(Structured figure records)
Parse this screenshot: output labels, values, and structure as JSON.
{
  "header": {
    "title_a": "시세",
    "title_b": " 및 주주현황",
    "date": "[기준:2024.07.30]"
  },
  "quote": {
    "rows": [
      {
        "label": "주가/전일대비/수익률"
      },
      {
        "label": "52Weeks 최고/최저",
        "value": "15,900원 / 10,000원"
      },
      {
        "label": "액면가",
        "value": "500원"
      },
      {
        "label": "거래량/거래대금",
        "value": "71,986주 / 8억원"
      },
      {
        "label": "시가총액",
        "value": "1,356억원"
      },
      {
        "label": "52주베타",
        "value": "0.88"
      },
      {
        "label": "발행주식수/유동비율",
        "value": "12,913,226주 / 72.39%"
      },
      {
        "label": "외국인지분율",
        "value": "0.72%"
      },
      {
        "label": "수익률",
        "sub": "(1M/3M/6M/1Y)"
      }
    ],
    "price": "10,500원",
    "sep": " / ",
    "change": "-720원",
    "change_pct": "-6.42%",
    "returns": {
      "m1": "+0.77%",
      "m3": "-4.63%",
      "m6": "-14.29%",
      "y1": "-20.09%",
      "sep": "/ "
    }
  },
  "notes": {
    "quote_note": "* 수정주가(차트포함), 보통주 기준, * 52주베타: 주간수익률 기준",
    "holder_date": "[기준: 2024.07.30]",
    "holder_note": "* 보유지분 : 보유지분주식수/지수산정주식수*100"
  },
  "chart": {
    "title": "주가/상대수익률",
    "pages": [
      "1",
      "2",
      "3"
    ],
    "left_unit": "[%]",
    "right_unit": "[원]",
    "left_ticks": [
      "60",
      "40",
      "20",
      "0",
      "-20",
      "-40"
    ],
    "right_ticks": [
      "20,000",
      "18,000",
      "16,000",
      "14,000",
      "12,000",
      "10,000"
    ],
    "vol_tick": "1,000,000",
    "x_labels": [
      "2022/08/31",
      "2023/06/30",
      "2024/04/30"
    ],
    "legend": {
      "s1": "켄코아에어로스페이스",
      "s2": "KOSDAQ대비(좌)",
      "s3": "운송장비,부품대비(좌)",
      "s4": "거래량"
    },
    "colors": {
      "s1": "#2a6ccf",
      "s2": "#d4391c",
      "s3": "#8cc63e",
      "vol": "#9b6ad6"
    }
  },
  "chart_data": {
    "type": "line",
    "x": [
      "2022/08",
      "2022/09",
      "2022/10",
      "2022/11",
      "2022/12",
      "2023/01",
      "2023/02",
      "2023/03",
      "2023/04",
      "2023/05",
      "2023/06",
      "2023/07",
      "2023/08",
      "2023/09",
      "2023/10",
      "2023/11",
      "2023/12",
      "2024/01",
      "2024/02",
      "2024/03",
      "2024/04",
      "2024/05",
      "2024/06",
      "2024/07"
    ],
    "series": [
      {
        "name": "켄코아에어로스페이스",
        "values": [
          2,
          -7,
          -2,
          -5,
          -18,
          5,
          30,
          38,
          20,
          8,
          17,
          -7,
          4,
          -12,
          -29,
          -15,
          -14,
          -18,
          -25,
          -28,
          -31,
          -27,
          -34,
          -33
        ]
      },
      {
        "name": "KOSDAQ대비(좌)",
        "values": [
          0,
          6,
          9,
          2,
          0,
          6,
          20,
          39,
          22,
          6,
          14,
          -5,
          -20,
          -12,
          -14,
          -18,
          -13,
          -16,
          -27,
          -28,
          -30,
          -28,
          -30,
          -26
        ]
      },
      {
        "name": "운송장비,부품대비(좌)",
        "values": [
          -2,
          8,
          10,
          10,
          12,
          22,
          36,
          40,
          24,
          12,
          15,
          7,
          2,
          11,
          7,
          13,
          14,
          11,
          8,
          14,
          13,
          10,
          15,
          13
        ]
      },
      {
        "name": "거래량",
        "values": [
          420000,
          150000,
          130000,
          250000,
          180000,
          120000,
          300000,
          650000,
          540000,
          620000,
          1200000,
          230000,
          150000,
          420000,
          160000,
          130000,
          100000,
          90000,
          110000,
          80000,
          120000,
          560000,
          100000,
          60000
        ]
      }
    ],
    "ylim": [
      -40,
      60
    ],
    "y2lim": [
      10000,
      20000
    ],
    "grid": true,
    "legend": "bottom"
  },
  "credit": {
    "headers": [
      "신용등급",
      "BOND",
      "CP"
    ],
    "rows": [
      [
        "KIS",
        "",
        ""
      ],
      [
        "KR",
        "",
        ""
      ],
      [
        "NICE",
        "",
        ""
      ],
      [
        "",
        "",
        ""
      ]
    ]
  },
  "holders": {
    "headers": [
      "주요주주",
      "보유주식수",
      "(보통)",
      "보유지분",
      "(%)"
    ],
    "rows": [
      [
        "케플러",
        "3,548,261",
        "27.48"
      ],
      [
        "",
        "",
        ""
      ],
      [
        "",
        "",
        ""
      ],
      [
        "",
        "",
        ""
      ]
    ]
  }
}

*Problem details*: In the entries above, find each line with the string "name" and copy it.

*Task result*:
        "name": "켄코아에어로스페이스",
        "name": "KOSDAQ대비(좌)",
        "name": "운송장비,부품대비(좌)",
        "name": "거래량",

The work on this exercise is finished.